• _Your instructions_:
What you produce should match the records exactly, line for line.

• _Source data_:
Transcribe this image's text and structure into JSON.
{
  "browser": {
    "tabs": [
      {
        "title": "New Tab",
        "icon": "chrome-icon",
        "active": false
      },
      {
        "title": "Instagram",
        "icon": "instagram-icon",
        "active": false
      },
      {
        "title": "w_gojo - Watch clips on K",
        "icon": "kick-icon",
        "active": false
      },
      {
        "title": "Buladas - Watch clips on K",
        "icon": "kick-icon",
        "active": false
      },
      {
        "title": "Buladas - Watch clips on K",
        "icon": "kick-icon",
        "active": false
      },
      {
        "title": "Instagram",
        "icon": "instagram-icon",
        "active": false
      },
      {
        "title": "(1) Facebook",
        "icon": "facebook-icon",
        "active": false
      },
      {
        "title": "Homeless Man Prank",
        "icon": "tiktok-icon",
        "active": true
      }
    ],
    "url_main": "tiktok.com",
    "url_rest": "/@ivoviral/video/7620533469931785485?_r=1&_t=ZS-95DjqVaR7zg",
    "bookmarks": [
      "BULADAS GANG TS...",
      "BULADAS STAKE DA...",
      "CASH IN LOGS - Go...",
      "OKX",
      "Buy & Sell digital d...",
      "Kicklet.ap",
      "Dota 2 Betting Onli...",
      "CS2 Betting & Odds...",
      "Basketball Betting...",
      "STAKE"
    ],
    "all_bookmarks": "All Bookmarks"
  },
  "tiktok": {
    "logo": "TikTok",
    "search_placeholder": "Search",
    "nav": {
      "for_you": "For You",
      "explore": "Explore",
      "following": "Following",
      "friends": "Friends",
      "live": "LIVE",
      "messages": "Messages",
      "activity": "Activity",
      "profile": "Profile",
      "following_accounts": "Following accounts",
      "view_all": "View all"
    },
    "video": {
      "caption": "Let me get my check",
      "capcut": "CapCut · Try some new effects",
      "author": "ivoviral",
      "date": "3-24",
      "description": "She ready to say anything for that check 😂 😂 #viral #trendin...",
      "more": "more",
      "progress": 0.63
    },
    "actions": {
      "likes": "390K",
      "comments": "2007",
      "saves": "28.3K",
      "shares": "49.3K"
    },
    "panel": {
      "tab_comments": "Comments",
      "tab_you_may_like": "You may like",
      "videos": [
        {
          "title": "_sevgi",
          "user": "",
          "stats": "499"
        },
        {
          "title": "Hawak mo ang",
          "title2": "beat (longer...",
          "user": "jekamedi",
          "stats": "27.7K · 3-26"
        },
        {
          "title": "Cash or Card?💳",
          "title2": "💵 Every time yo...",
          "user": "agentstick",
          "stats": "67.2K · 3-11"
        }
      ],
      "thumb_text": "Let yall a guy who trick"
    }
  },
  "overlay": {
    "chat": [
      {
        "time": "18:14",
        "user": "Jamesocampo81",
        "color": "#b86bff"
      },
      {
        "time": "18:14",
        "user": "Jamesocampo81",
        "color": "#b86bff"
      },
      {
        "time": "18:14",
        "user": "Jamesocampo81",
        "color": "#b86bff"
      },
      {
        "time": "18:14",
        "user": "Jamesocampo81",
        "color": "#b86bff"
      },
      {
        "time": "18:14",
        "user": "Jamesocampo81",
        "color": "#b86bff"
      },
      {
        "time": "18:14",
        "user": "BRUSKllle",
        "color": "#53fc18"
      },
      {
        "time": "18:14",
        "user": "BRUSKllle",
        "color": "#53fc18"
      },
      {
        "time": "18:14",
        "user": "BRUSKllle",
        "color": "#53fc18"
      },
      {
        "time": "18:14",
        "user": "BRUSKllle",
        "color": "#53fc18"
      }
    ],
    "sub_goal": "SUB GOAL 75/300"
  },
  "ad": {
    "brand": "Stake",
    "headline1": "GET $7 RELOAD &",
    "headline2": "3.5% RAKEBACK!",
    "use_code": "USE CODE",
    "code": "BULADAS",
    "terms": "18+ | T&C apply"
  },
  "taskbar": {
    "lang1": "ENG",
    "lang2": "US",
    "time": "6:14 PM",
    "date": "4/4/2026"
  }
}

• _Task output_:
Transcribe this image's text and structure into JSON.
{
  "browser": {
    "tabs": [
      {
        "title": "New Tab",
        "icon": "chrome-icon",
        "active": false
      },
      {
        "title": "Instagram",
        "icon": "instagram-icon",
        "active": false
      },
      {
        "title": "w_gojo - Watch clips on K",
        "icon": "kick-icon",
        "active": false
      },
      {
        "title": "Buladas - Watch clips on K",
        "icon": "kick-icon",
        "active": false
      },
      {
        "title": "Buladas - Watch clips on K",
        "icon": "kick-icon",
        "active": false
      },
      {
        "title": "Instagram",
        "icon": "instagram-icon",
        "active": false
      },
      {
        "title": "(1) Facebook",
        "icon": "facebook-icon",
        "active": false
      },
      {
        "title": "Homeless Man Prank",
        "icon": "tiktok-icon",
        "active": true
      }
    ],
    "url_main": "tiktok.com",
    "url_rest": "/@ivoviral/video/7620533469931785485?_r=1&_t=ZS-95DjqVaR7zg",
    "bookmarks": [
      "BULADAS GANG TS...",
      "BULADAS STAKE DA...",
      "CASH IN LOGS - Go...",
      "OKX",
      "Buy & Sell digital d...",
      "Kicklet.ap",
      "Dota 2 Betting Onli...",
      "CS2 Betting & Odds...",
      "Basketball Betting...",
      "STAKE"
    ],
    "all_bookmarks": "All Bookmarks"
  },
  "tiktok": {
    "logo": "TikTok",
    "search_placeholder": "Search",
    "nav": {
      "for_you": "For You",
      "explore": "Explore",
      "following": "Following",
      "friends": "Friends",
      "live": "LIVE",
      "messages": "Messages",
      "activity": "Activity",
      "profile": "Profile",
      "following_accounts": "Following accounts",
      "view_all": "View all"
    },
    "video": {
      "caption": "Let me get my check",
      "capcut": "CapCut · Try some new effects",
      "author": "ivoviral",
      "date": "3-24",
      "description": "She ready to say anything for that check 😂 😂 #viral #trendin...",
      "more": "more",
      "progress": 0.63
    },
    "actions": {
      "likes": "390K",
      "comments": "2007",
      "saves": "28.3K",
      "shares": "49.3K"
    },
    "panel": {
      "tab_comments": "Comments",
      "tab_you_may_like": "You may like",
      "videos": [
        {
          "title": "_sevgi",
          "user": "",
          "stats": "499"
        },
        {
          "title": "Hawak mo ang",
          "title2": "beat (longer...",
          "user": "jekamedi",
          "stats": "27.7K · 3-26"
        },
        {
          "title": "Cash or Card?💳",
          "title2": "💵 Every time yo...",
          "user": "agentstick",
          "stats": "67.2K · 3-11"
        }
      ],
      "thumb_text": "Let yall a guy who trick"
    }
  },
  "overlay": {
    "chat": [
      {
        "time": "18:14",
        "user": "Jamesocampo81",
        "color": "#b86bff"
      },
      {
        "time": "18:14",
        "user": "Jamesocampo81",
        "color": "#b86bff"
      },
      {
        "time": "18:14",
        "user": "Jamesocampo81",
        "color": "#b86bff"
      },
      {
        "time": "18:14",
        "user": "Jamesocampo81",
        "color": "#b86bff"
      },
      {
        "time": "18:14",
        "user": "Jamesocampo81",
        "color": "#b86bff"
      },
      {
        "time": "18:14",
        "user": "BRUSKllle",
        "color": "#53fc18"
      },
      {
        "time": "18:14",
        "user": "BRUSKllle",
        "color": "#53fc18"
      },
      {
        "time": "18:14",
        "user": "BRUSKllle",
        "color": "#53fc18"
      },
      {
        "time": "18:14",
        "user": "BRUSKllle",
        "color": "#53fc18"
      }
    ],
    "sub_goal": "SUB GOAL 75/300"
  },
  "ad": {
    "brand": "Stake",
    "headline1": "GET $7 RELOAD &",
    "headline2": "3.5% RAKEBACK!",
    "use_code": "USE CODE",
    "code": "BULADAS",
    "terms": "18+ | T&C apply"
  },
  "taskbar": {
    "lang1": "ENG",
    "lang2": "US",
    "time": "6:14 PM",
    "date": "4/4/2026"
  }
}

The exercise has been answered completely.